Stated task: Go through the entries and transcribe each one exactly, dropping the pictures.

════

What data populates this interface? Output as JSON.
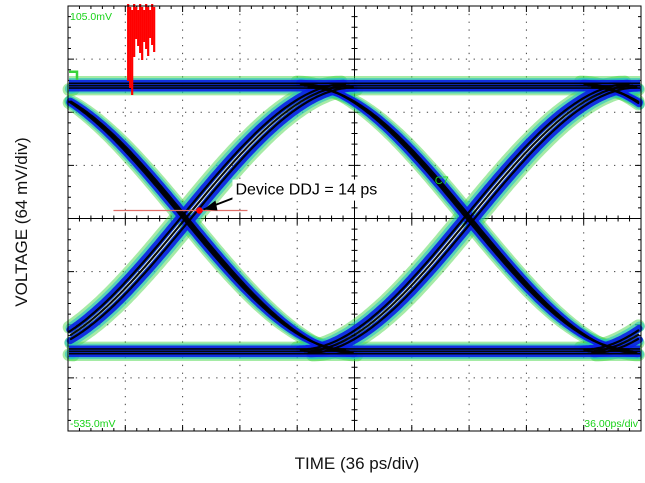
{
  "chart_data": {
    "type": "line",
    "title": "",
    "xlabel": "TIME (36 ps/div)",
    "ylabel": "VOLTAGE (64 mV/div)",
    "x_divisions": 10,
    "y_divisions": 8,
    "time_per_div_ps": 36,
    "volts_per_div_mV": 64,
    "grid": true,
    "readouts": {
      "top_left": "105.0mV",
      "bottom_left": "-535.0mV",
      "bottom_right": "36.00ps/div",
      "channel_marker": "C7"
    },
    "annotation": {
      "text": "Device DDJ = 14 ps",
      "value_ps": 14
    },
    "eye": {
      "high_level_div": 1.5,
      "low_level_div": 6.5,
      "crossings_div": [
        2.05,
        7.0
      ],
      "unit_interval_div": 4.95
    },
    "colors": {
      "grid": "#000000",
      "trace_core": "#000000",
      "trace_mid": "#0a1fe6",
      "trace_outer": "#23c2c2",
      "trace_fringe": "#39d33a",
      "overshoot": "#ff0000",
      "readout_text": "#19d219",
      "marker_line": "#e0706a"
    }
  }
}
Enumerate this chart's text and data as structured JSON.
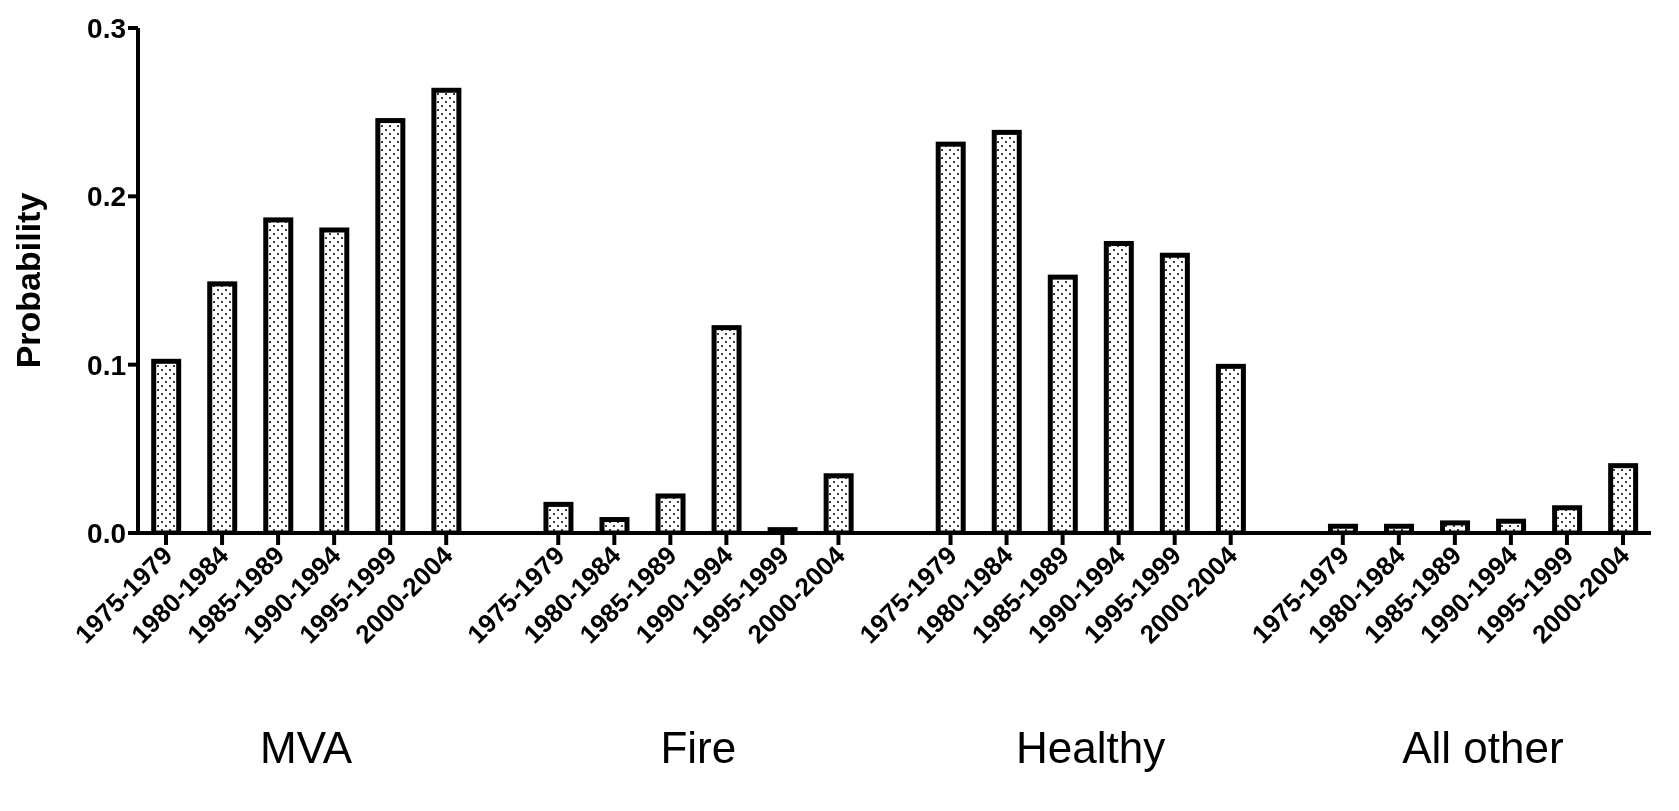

════

Solution for this exercise:
What data populates this interface? Output as JSON.
{
  "chart_data": {
    "type": "line",
    "title": "",
    "xlabel": "TIME (36 ps/div)",
    "ylabel": "VOLTAGE (64 mV/div)",
    "x_divisions": 10,
    "y_divisions": 8,
    "time_per_div_ps": 36,
    "volts_per_div_mV": 64,
    "grid": true,
    "readouts": {
      "top_left": "105.0mV",
      "bottom_left": "-535.0mV",
      "bottom_right": "36.00ps/div",
      "channel_marker": "C7"
    },
    "annotation": {
      "text": "Device DDJ = 14 ps",
      "value_ps": 14
    },
    "eye": {
      "high_level_div": 1.5,
      "low_level_div": 6.5,
      "crossings_div": [
        2.05,
        7.0
      ],
      "unit_interval_div": 4.95
    },
    "colors": {
      "grid": "#000000",
      "trace_core": "#000000",
      "trace_mid": "#0a1fe6",
      "trace_outer": "#23c2c2",
      "trace_fringe": "#39d33a",
      "overshoot": "#ff0000",
      "readout_text": "#19d219",
      "marker_line": "#e0706a"
    }
  }
}
Enumerate this chart's text and data as structured JSON.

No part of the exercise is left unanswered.